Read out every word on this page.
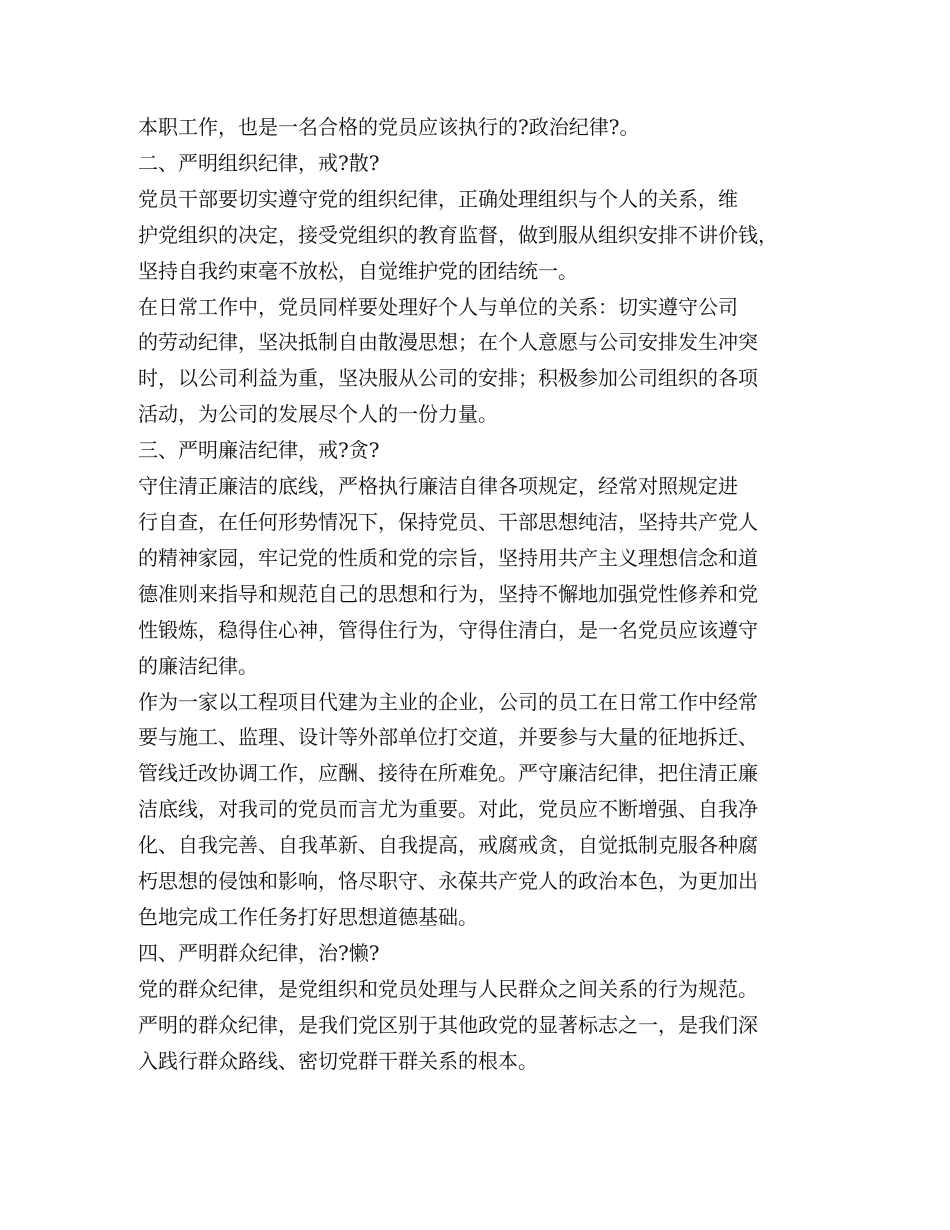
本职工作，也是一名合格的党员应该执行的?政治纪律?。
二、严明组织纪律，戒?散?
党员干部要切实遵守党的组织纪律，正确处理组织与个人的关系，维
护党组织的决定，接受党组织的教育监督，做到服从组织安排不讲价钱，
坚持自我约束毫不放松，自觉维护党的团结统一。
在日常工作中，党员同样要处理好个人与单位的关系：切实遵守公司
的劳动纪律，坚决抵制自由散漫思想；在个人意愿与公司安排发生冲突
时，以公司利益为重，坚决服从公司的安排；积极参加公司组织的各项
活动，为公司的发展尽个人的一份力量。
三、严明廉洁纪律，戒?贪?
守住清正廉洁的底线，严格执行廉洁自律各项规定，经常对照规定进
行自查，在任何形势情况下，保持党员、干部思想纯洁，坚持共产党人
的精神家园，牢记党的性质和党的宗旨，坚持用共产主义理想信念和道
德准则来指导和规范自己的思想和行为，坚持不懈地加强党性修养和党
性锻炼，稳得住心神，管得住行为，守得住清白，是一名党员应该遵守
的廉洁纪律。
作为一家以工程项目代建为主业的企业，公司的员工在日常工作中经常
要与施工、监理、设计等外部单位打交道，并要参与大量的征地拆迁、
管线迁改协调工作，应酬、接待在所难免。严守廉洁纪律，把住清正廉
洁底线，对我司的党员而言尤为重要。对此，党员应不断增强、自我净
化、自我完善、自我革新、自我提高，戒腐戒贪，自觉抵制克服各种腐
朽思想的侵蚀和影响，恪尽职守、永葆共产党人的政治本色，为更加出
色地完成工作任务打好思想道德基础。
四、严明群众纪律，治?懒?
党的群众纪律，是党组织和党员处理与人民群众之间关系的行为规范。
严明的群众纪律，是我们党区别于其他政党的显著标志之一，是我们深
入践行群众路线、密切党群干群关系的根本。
□ □ □
PROBLEM TO SOLVE: Write out the material above again, word for word, minus its pictures.

TASK ANSWER:
Read out every word on this page.
本职工作，也是一名合格的党员应该执行的?政治纪律?。
二、严明组织纪律，戒?散?
党员干部要切实遵守党的组织纪律，正确处理组织与个人的关系，维
护党组织的决定，接受党组织的教育监督，做到服从组织安排不讲价钱，
坚持自我约束毫不放松，自觉维护党的团结统一。
在日常工作中，党员同样要处理好个人与单位的关系：切实遵守公司
的劳动纪律，坚决抵制自由散漫思想；在个人意愿与公司安排发生冲突
时，以公司利益为重，坚决服从公司的安排；积极参加公司组织的各项
活动，为公司的发展尽个人的一份力量。
三、严明廉洁纪律，戒?贪?
守住清正廉洁的底线，严格执行廉洁自律各项规定，经常对照规定进
行自查，在任何形势情况下，保持党员、干部思想纯洁，坚持共产党人
的精神家园，牢记党的性质和党的宗旨，坚持用共产主义理想信念和道
德准则来指导和规范自己的思想和行为，坚持不懈地加强党性修养和党
性锻炼，稳得住心神，管得住行为，守得住清白，是一名党员应该遵守
的廉洁纪律。
作为一家以工程项目代建为主业的企业，公司的员工在日常工作中经常
要与施工、监理、设计等外部单位打交道，并要参与大量的征地拆迁、
管线迁改协调工作，应酬、接待在所难免。严守廉洁纪律，把住清正廉
洁底线，对我司的党员而言尤为重要。对此，党员应不断增强、自我净
化、自我完善、自我革新、自我提高，戒腐戒贪，自觉抵制克服各种腐
朽思想的侵蚀和影响，恪尽职守、永葆共产党人的政治本色，为更加出
色地完成工作任务打好思想道德基础。
四、严明群众纪律，治?懒?
党的群众纪律，是党组织和党员处理与人民群众之间关系的行为规范。
严明的群众纪律，是我们党区别于其他政党的显著标志之一，是我们深
入践行群众路线、密切党群干群关系的根本。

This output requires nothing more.